__Your task__
Pull each line containing "interest" out of the data and copy it.

(Dataset records)
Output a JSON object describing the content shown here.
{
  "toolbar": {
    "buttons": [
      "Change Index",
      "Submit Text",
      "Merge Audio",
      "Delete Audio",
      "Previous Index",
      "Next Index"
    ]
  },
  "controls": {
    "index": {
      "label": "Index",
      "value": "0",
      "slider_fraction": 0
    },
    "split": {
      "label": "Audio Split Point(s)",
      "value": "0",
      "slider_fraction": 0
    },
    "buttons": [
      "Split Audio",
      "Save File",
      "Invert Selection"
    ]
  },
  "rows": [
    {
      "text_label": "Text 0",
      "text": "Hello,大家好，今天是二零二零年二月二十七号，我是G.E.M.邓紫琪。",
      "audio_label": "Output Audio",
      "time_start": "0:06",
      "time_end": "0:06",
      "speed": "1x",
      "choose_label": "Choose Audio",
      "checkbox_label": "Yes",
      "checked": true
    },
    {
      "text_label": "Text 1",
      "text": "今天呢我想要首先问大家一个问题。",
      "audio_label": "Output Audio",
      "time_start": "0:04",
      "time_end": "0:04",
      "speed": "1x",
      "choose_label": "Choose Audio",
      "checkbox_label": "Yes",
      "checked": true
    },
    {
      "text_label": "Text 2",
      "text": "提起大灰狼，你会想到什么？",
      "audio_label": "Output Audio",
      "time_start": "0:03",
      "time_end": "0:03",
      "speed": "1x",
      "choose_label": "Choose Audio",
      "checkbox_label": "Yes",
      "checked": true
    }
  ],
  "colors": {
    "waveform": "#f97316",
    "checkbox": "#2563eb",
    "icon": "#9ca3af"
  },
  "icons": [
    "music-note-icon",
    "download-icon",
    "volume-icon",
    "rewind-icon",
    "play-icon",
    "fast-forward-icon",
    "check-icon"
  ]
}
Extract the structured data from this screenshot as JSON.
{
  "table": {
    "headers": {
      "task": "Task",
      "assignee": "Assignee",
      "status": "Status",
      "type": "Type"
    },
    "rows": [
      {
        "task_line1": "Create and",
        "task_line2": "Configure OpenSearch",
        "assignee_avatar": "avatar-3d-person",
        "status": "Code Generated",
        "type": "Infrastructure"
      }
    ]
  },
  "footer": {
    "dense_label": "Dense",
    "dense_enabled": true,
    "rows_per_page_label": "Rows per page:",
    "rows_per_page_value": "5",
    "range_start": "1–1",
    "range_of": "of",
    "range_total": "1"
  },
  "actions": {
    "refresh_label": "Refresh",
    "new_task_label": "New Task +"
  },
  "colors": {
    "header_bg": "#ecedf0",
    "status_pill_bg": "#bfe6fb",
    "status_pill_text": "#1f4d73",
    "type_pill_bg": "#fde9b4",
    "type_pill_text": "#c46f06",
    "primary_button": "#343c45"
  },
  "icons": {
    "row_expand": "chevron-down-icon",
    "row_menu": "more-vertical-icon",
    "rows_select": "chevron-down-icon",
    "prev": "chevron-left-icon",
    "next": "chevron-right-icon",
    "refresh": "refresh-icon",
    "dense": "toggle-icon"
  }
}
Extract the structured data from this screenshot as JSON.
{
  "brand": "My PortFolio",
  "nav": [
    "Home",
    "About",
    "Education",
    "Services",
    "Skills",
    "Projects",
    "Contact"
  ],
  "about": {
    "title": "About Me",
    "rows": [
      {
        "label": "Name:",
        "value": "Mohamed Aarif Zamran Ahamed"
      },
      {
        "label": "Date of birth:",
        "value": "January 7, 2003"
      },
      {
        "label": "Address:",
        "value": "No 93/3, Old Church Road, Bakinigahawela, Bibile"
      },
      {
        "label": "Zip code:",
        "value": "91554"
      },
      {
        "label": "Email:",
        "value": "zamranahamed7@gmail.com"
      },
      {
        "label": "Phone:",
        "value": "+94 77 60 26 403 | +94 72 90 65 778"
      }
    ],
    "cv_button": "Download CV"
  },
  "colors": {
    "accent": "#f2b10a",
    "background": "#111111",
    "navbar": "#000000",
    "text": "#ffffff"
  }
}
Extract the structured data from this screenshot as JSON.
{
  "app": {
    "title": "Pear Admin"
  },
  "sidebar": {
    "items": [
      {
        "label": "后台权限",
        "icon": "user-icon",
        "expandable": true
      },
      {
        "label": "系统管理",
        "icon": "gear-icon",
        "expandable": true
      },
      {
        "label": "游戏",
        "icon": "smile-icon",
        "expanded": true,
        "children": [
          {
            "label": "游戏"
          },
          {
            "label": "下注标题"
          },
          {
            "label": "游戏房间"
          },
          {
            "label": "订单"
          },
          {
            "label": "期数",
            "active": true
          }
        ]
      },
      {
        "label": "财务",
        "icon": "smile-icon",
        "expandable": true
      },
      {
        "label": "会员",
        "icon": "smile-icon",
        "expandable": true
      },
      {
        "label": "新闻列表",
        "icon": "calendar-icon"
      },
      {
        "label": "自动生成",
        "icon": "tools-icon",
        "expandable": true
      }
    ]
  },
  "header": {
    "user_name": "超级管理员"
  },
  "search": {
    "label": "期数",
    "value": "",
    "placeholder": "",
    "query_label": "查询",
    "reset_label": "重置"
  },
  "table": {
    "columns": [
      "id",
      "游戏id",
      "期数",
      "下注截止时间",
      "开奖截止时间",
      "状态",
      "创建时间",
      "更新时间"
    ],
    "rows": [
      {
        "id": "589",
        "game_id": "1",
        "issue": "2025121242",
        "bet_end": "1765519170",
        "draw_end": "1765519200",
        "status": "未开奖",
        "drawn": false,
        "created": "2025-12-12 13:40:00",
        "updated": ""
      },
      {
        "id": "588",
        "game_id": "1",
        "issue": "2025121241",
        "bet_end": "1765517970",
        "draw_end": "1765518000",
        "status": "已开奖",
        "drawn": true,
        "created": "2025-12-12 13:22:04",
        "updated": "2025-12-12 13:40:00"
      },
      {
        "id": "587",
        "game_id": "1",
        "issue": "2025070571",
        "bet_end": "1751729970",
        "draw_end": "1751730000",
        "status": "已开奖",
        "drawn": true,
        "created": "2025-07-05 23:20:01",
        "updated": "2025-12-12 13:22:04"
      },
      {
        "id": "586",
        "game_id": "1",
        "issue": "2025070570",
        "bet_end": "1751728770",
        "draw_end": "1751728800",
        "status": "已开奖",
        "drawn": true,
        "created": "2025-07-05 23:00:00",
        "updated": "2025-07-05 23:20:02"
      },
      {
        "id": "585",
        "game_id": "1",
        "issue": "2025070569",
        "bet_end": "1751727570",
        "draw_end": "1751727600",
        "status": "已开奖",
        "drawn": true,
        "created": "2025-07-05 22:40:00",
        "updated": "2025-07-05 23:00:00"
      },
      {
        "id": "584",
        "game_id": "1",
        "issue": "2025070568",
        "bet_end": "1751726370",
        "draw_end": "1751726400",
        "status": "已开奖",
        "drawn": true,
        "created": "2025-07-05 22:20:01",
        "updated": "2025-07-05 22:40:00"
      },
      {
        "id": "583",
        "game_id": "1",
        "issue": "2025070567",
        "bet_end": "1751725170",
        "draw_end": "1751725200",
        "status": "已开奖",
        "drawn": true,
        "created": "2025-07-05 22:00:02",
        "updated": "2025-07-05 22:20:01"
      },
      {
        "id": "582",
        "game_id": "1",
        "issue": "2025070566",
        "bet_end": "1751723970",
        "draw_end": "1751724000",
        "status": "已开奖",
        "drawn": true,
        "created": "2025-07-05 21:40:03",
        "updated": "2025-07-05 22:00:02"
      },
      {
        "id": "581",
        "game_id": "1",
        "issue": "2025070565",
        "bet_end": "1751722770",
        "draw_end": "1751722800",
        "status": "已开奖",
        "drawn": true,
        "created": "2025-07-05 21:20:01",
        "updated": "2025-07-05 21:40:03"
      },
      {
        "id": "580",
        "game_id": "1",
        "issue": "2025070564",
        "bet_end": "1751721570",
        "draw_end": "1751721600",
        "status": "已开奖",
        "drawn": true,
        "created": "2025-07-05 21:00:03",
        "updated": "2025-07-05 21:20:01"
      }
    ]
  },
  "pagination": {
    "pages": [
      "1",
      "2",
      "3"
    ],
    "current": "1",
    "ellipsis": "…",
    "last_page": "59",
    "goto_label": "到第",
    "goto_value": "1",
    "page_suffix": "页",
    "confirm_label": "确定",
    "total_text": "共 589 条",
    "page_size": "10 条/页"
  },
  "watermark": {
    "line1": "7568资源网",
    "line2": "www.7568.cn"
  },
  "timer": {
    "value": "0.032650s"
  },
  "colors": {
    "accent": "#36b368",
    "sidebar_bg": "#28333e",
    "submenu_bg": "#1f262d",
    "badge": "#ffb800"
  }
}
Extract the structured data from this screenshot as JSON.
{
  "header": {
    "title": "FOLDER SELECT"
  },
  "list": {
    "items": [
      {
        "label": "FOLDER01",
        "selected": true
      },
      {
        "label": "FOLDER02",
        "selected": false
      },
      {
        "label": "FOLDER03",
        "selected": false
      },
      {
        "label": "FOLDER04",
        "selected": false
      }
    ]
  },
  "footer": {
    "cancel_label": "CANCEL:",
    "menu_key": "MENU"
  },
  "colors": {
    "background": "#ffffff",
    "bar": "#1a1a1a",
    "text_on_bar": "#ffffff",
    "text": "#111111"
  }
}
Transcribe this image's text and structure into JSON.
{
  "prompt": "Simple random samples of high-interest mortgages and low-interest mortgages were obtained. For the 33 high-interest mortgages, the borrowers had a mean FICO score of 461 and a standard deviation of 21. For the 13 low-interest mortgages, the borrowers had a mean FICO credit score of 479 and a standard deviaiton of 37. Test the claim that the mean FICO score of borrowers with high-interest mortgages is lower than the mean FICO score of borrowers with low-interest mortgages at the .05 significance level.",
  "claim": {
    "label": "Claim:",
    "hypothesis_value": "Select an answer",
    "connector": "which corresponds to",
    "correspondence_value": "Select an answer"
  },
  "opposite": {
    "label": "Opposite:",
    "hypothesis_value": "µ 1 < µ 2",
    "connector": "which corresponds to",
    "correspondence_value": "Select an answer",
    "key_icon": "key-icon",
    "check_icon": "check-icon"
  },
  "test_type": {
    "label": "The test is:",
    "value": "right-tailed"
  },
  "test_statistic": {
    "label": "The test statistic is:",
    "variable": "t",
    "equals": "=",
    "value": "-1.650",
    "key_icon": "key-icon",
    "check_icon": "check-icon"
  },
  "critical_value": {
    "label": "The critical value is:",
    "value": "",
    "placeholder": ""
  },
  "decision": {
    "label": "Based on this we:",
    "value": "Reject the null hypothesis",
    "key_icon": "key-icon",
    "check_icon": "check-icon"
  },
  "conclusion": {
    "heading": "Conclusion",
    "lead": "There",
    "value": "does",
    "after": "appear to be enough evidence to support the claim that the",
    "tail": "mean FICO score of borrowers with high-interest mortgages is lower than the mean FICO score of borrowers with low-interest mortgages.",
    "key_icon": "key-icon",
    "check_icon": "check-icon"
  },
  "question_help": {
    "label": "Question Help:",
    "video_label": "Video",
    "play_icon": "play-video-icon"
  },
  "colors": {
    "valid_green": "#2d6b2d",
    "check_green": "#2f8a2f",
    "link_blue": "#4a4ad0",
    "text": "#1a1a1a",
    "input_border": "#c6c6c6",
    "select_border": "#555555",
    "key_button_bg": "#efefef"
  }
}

__Exercise solution__
  "prompt": "Simple random samples of high-interest mortgages and low-interest mortgages were obtained. For the 33 high-interest mortgages, the borrowers had a mean FICO score of 461 and a standard deviation of 21. For the 13 low-interest mortgages, the borrowers had a mean FICO credit score of 479 and a standard deviaiton of 37. Test the claim that the mean FICO score of borrowers with high-interest mortgages is lower than the mean FICO score of borrowers with low-interest mortgages at the .05 significance level.",
    "tail": "mean FICO score of borrowers with high-interest mortgages is lower than the mean FICO score of borrowers with low-interest mortgages.",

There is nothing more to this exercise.